***** Available data *****
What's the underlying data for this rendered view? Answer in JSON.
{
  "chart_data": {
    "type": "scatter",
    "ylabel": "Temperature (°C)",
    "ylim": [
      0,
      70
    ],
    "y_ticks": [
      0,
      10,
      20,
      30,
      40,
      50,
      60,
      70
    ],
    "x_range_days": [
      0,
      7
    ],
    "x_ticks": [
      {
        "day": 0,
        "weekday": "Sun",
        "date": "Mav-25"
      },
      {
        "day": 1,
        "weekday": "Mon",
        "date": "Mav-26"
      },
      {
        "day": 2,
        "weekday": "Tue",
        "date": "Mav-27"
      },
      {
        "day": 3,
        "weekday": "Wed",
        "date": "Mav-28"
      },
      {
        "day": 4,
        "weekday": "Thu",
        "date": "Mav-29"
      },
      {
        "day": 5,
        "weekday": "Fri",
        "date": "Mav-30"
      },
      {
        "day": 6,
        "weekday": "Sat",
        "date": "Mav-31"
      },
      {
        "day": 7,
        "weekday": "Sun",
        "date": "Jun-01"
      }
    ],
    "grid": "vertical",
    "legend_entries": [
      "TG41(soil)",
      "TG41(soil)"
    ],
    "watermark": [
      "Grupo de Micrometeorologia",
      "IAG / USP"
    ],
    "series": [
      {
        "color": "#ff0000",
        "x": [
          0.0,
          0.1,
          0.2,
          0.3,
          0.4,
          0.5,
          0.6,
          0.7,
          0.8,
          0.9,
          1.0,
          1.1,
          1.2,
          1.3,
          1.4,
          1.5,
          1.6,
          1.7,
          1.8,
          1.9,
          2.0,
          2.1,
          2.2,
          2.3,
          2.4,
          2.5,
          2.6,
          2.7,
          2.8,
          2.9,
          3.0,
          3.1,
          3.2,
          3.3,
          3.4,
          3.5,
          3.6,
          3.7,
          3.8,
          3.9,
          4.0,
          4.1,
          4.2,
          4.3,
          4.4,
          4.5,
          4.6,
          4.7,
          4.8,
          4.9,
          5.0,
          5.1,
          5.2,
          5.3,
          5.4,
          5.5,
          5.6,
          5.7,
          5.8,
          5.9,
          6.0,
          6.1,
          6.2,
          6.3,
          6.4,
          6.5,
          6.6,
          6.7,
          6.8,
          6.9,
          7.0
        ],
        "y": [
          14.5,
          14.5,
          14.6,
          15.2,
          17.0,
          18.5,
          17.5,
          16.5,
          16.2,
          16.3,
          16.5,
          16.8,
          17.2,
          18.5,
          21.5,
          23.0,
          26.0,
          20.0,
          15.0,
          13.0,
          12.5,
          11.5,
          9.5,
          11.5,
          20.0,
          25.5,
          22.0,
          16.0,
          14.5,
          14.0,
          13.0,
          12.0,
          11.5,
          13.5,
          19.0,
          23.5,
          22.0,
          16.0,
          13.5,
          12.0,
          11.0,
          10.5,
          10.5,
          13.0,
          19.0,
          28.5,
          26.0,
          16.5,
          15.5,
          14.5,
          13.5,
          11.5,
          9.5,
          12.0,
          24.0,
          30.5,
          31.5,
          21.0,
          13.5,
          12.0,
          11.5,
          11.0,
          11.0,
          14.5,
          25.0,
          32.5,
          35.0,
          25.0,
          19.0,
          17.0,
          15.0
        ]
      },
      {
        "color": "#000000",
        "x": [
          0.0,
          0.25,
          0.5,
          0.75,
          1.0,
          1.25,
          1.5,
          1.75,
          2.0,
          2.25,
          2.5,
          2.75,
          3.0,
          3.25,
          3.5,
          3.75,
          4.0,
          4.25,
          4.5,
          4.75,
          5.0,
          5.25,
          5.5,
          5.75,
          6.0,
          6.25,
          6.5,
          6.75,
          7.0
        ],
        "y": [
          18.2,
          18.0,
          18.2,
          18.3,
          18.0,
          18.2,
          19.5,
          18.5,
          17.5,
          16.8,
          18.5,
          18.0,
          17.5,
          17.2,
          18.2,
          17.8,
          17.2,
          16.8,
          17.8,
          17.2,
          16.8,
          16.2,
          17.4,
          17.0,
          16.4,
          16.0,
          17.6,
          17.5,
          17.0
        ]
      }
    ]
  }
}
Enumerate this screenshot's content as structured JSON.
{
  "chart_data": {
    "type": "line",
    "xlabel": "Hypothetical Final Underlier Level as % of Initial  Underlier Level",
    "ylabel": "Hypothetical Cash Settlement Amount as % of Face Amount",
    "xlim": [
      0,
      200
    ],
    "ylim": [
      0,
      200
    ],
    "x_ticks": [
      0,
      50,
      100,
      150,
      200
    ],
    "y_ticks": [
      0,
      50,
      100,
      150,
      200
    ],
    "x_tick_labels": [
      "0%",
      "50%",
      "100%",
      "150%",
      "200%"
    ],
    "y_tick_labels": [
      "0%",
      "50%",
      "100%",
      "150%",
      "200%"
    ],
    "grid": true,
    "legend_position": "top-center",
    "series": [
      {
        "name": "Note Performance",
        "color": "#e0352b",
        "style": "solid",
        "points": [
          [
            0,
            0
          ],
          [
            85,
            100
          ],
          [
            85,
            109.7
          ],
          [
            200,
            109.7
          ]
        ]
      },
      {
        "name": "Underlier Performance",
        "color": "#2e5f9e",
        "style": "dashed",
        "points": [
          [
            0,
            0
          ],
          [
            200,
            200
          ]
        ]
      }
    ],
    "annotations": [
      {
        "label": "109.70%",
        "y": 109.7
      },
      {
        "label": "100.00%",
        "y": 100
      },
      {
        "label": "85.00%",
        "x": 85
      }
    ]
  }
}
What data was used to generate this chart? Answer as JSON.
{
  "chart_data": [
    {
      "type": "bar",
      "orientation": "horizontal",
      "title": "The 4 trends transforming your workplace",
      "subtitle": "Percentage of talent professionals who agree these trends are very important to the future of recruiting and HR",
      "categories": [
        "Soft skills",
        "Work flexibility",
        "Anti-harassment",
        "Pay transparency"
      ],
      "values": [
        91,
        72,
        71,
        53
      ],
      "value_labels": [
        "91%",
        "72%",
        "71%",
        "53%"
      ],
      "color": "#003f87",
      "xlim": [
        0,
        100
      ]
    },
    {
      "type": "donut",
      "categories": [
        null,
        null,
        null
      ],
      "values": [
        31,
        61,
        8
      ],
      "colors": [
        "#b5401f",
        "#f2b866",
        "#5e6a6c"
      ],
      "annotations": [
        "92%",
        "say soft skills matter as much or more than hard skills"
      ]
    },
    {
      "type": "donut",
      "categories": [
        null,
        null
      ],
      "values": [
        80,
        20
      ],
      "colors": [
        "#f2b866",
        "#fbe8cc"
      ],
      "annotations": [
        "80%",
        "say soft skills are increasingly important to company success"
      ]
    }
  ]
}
*****
◆ Stated problem
Write an exact transcription of every entry above.

◆ Response for this exercise
What's the underlying data for this rendered view? Answer in JSON.
{
  "chart_data": {
    "type": "scatter",
    "ylabel": "Temperature (°C)",
    "ylim": [
      0,
      70
    ],
    "y_ticks": [
      0,
      10,
      20,
      30,
      40,
      50,
      60,
      70
    ],
    "x_range_days": [
      0,
      7
    ],
    "x_ticks": [
      {
        "day": 0,
        "weekday": "Sun",
        "date": "Mav-25"
      },
      {
        "day": 1,
        "weekday": "Mon",
        "date": "Mav-26"
      },
      {
        "day": 2,
        "weekday": "Tue",
        "date": "Mav-27"
      },
      {
        "day": 3,
        "weekday": "Wed",
        "date": "Mav-28"
      },
      {
        "day": 4,
        "weekday": "Thu",
        "date": "Mav-29"
      },
      {
        "day": 5,
        "weekday": "Fri",
        "date": "Mav-30"
      },
      {
        "day": 6,
        "weekday": "Sat",
        "date": "Mav-31"
      },
      {
        "day": 7,
        "weekday": "Sun",
        "date": "Jun-01"
      }
    ],
    "grid": "vertical",
    "legend_entries": [
      "TG41(soil)",
      "TG41(soil)"
    ],
    "watermark": [
      "Grupo de Micrometeorologia",
      "IAG / USP"
    ],
    "series": [
      {
        "color": "#ff0000",
        "x": [
          0.0,
          0.1,
          0.2,
          0.3,
          0.4,
          0.5,
          0.6,
          0.7,
          0.8,
          0.9,
          1.0,
          1.1,
          1.2,
          1.3,
          1.4,
          1.5,
          1.6,
          1.7,
          1.8,
          1.9,
          2.0,
          2.1,
          2.2,
          2.3,
          2.4,
          2.5,
          2.6,
          2.7,
          2.8,
          2.9,
          3.0,
          3.1,
          3.2,
          3.3,
          3.4,
          3.5,
          3.6,
          3.7,
          3.8,
          3.9,
          4.0,
          4.1,
          4.2,
          4.3,
          4.4,
          4.5,
          4.6,
          4.7,
          4.8,
          4.9,
          5.0,
          5.1,
          5.2,
          5.3,
          5.4,
          5.5,
          5.6,
          5.7,
          5.8,
          5.9,
          6.0,
          6.1,
          6.2,
          6.3,
          6.4,
          6.5,
          6.6,
          6.7,
          6.8,
          6.9,
          7.0
        ],
        "y": [
          14.5,
          14.5,
          14.6,
          15.2,
          17.0,
          18.5,
          17.5,
          16.5,
          16.2,
          16.3,
          16.5,
          16.8,
          17.2,
          18.5,
          21.5,
          23.0,
          26.0,
          20.0,
          15.0,
          13.0,
          12.5,
          11.5,
          9.5,
          11.5,
          20.0,
          25.5,
          22.0,
          16.0,
          14.5,
          14.0,
          13.0,
          12.0,
          11.5,
          13.5,
          19.0,
          23.5,
          22.0,
          16.0,
          13.5,
          12.0,
          11.0,
          10.5,
          10.5,
          13.0,
          19.0,
          28.5,
          26.0,
          16.5,
          15.5,
          14.5,
          13.5,
          11.5,
          9.5,
          12.0,
          24.0,
          30.5,
          31.5,
          21.0,
          13.5,
          12.0,
          11.5,
          11.0,
          11.0,
          14.5,
          25.0,
          32.5,
          35.0,
          25.0,
          19.0,
          17.0,
          15.0
        ]
      },
      {
        "color": "#000000",
        "x": [
          0.0,
          0.25,
          0.5,
          0.75,
          1.0,
          1.25,
          1.5,
          1.75,
          2.0,
          2.25,
          2.5,
          2.75,
          3.0,
          3.25,
          3.5,
          3.75,
          4.0,
          4.25,
          4.5,
          4.75,
          5.0,
          5.25,
          5.5,
          5.75,
          6.0,
          6.25,
          6.5,
          6.75,
          7.0
        ],
        "y": [
          18.2,
          18.0,
          18.2,
          18.3,
          18.0,
          18.2,
          19.5,
          18.5,
          17.5,
          16.8,
          18.5,
          18.0,
          17.5,
          17.2,
          18.2,
          17.8,
          17.2,
          16.8,
          17.8,
          17.2,
          16.8,
          16.2,
          17.4,
          17.0,
          16.4,
          16.0,
          17.6,
          17.5,
          17.0
        ]
      }
    ]
  }
}
Enumerate this screenshot's content as structured JSON.
{
  "chart_data": {
    "type": "line",
    "xlabel": "Hypothetical Final Underlier Level as % of Initial  Underlier Level",
    "ylabel": "Hypothetical Cash Settlement Amount as % of Face Amount",
    "xlim": [
      0,
      200
    ],
    "ylim": [
      0,
      200
    ],
    "x_ticks": [
      0,
      50,
      100,
      150,
      200
    ],
    "y_ticks": [
      0,
      50,
      100,
      150,
      200
    ],
    "x_tick_labels": [
      "0%",
      "50%",
      "100%",
      "150%",
      "200%"
    ],
    "y_tick_labels": [
      "0%",
      "50%",
      "100%",
      "150%",
      "200%"
    ],
    "grid": true,
    "legend_position": "top-center",
    "series": [
      {
        "name": "Note Performance",
        "color": "#e0352b",
        "style": "solid",
        "points": [
          [
            0,
            0
          ],
          [
            85,
            100
          ],
          [
            85,
            109.7
          ],
          [
            200,
            109.7
          ]
        ]
      },
      {
        "name": "Underlier Performance",
        "color": "#2e5f9e",
        "style": "dashed",
        "points": [
          [
            0,
            0
          ],
          [
            200,
            200
          ]
        ]
      }
    ],
    "annotations": [
      {
        "label": "109.70%",
        "y": 109.7
      },
      {
        "label": "100.00%",
        "y": 100
      },
      {
        "label": "85.00%",
        "x": 85
      }
    ]
  }
}
What data was used to generate this chart? Answer as JSON.
{
  "chart_data": [
    {
      "type": "bar",
      "orientation": "horizontal",
      "title": "The 4 trends transforming your workplace",
      "subtitle": "Percentage of talent professionals who agree these trends are very important to the future of recruiting and HR",
      "categories": [
        "Soft skills",
        "Work flexibility",
        "Anti-harassment",
        "Pay transparency"
      ],
      "values": [
        91,
        72,
        71,
        53
      ],
      "value_labels": [
        "91%",
        "72%",
        "71%",
        "53%"
      ],
      "color": "#003f87",
      "xlim": [
        0,
        100
      ]
    },
    {
      "type": "donut",
      "categories": [
        null,
        null,
        null
      ],
      "values": [
        31,
        61,
        8
      ],
      "colors": [
        "#b5401f",
        "#f2b866",
        "#5e6a6c"
      ],
      "annotations": [
        "92%",
        "say soft skills matter as much or more than hard skills"
      ]
    },
    {
      "type": "donut",
      "categories": [
        null,
        null
      ],
      "values": [
        80,
        20
      ],
      "colors": [
        "#f2b866",
        "#fbe8cc"
      ],
      "annotations": [
        "80%",
        "say soft skills are increasingly important to company success"
      ]
    }
  ]
}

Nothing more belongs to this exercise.